▶ **STATED PROBLEM**
Return each line holding the string "this".
:: LISTED ENTRIES ::
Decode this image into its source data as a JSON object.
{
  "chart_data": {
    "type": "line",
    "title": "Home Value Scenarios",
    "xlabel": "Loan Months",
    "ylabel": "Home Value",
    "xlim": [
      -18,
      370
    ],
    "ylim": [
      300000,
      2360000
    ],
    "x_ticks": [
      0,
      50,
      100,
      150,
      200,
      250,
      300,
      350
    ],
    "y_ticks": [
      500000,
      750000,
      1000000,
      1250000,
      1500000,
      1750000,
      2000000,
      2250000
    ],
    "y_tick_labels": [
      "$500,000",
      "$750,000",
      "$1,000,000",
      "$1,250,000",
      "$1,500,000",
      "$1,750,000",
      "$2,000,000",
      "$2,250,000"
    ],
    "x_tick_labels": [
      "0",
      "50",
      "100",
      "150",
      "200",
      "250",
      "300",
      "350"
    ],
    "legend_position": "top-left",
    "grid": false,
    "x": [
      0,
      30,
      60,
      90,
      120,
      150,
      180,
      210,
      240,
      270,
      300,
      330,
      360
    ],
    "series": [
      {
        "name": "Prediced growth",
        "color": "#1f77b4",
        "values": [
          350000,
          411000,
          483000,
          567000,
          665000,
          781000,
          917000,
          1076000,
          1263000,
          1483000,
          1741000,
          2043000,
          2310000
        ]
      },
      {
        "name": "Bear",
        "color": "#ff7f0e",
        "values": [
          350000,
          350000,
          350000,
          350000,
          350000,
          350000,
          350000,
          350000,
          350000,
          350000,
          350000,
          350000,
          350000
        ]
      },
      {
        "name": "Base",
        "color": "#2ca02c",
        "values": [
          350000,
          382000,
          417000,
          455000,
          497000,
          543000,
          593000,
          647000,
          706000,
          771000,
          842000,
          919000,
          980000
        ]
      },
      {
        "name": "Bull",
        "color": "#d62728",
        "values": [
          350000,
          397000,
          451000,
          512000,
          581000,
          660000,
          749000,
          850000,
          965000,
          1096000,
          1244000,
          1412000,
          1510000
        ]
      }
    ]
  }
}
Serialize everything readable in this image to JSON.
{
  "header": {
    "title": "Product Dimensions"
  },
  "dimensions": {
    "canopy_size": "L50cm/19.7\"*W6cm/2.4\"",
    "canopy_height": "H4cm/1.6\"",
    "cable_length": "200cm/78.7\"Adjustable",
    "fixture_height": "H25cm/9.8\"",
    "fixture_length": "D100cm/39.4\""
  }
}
:::
▶ **ANSWER IN FULL**
Decode this image into its source data as a JSON object.
Serialize everything readable in this image to JSON.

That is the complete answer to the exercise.